● WHAT IS ASKED: Narrow the data below down to the lines containing "Housing".

** Start of MATERIAL PROVIDED **

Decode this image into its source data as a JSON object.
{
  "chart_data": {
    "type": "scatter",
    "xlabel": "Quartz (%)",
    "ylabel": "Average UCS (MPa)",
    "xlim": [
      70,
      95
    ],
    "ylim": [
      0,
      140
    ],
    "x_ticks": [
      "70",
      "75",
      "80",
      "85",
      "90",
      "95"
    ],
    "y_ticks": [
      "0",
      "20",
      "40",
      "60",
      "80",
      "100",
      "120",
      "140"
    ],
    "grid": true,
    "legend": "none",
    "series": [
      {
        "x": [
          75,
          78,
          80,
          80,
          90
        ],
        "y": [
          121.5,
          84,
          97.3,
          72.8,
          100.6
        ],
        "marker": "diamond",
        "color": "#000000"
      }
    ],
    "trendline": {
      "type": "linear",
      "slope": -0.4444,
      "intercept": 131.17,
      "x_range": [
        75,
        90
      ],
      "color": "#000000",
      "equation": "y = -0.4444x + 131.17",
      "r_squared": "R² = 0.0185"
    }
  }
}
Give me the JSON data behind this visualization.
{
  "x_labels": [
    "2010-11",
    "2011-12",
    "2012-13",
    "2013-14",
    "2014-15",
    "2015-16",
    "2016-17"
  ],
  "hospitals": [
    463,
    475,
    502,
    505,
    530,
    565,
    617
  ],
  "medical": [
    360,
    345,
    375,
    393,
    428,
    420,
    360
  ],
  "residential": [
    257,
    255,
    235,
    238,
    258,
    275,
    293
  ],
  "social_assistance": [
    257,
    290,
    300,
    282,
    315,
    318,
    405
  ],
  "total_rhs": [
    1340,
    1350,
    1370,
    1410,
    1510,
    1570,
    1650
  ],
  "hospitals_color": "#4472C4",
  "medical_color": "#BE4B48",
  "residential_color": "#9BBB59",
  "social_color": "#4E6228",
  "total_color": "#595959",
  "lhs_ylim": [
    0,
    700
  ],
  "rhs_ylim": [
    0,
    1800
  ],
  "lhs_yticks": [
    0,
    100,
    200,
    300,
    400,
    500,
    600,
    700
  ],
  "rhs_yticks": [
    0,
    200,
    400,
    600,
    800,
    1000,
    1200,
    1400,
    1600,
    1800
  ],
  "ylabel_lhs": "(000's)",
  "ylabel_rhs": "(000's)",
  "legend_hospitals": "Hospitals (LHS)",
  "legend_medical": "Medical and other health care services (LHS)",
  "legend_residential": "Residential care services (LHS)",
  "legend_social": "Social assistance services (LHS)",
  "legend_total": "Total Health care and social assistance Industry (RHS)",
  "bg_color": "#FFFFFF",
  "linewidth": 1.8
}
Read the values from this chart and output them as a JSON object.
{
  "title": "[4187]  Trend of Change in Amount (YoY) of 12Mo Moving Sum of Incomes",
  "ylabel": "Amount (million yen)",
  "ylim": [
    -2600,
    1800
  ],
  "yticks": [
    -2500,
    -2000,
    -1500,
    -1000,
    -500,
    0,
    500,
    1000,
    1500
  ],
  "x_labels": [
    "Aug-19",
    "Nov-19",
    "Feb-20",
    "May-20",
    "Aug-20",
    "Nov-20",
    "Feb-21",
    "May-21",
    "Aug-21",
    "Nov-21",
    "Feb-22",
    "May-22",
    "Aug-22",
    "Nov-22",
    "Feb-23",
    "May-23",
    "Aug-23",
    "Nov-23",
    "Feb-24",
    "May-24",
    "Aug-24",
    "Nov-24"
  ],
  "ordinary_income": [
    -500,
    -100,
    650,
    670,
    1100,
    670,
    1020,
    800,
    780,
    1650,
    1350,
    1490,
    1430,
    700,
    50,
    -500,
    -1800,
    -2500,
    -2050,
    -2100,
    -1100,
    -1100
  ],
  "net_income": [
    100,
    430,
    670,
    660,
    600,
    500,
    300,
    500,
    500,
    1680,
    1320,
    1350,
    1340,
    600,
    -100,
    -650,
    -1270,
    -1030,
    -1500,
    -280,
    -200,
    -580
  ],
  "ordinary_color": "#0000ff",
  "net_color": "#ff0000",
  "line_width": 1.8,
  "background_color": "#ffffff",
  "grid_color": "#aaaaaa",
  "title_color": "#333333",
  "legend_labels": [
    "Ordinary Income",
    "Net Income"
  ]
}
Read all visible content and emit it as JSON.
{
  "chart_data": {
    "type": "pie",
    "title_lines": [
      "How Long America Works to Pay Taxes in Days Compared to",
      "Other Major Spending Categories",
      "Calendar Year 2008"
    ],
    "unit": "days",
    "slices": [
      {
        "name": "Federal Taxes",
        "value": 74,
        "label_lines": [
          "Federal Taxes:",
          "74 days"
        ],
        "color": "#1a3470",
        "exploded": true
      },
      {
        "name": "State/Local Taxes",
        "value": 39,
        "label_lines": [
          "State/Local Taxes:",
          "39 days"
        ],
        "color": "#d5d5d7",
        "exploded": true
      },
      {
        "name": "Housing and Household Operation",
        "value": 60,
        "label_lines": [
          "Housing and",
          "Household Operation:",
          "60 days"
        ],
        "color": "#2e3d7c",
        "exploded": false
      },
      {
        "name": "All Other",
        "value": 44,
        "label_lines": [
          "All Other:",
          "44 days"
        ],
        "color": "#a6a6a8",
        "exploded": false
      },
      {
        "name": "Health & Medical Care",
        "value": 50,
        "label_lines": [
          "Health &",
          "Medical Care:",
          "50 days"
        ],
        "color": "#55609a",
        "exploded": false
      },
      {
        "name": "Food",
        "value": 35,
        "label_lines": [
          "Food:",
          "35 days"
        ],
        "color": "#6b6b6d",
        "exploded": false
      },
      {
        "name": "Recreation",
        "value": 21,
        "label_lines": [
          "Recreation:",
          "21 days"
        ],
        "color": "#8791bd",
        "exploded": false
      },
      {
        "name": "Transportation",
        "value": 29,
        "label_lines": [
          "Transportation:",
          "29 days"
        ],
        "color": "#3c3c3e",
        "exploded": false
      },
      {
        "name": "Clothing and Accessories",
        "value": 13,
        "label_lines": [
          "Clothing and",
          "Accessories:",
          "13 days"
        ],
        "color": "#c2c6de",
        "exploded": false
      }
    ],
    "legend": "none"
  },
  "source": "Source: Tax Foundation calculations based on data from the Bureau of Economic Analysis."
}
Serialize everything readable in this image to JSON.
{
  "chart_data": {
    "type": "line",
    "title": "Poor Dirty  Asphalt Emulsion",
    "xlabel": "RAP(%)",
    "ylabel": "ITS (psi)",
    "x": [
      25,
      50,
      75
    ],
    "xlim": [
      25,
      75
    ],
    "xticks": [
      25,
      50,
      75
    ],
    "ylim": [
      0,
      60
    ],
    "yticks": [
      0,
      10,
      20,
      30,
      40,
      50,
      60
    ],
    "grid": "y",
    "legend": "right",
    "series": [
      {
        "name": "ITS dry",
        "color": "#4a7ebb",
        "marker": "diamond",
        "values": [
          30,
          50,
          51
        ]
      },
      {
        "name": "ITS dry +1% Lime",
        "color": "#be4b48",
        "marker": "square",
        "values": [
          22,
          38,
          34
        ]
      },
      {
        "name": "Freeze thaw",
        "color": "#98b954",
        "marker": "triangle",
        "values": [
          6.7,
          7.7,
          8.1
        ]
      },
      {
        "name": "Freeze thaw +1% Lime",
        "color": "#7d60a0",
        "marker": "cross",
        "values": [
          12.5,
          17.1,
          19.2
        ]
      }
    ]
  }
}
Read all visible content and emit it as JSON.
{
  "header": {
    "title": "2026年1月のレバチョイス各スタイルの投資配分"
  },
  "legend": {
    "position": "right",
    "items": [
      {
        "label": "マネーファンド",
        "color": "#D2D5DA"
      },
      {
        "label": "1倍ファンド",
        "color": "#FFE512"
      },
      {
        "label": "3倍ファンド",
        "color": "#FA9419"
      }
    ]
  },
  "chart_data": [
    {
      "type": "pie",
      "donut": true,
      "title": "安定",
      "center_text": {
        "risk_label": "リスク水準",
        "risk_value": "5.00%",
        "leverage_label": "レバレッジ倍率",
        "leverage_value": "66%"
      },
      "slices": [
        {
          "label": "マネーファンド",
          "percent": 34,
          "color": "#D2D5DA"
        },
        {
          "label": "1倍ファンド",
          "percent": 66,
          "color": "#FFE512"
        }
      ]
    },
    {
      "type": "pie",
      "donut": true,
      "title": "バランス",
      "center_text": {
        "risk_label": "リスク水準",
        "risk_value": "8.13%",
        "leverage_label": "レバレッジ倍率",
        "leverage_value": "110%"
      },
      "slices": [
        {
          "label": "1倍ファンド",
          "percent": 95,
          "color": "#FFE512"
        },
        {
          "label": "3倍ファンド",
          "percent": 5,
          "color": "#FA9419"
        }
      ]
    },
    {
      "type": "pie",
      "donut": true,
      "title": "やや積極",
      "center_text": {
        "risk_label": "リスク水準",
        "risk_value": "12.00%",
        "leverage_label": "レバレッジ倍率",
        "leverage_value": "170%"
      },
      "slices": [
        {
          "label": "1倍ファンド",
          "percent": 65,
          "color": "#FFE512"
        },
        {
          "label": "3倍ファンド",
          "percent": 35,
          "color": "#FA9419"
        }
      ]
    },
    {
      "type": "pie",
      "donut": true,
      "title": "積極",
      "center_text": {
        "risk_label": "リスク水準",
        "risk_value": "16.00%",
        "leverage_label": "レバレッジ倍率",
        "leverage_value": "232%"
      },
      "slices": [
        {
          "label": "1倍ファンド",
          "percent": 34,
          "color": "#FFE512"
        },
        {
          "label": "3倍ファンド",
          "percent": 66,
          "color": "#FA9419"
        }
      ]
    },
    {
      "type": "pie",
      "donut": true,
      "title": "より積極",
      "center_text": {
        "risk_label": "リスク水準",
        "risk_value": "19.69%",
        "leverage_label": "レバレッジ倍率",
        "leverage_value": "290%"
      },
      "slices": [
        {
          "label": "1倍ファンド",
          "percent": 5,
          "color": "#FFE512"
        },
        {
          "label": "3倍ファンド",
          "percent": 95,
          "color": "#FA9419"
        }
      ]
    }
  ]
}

** End of MATERIAL PROVIDED **

● PROBLEM SOLUTION:
        "name": "Housing and Household Operation",
          "Housing and",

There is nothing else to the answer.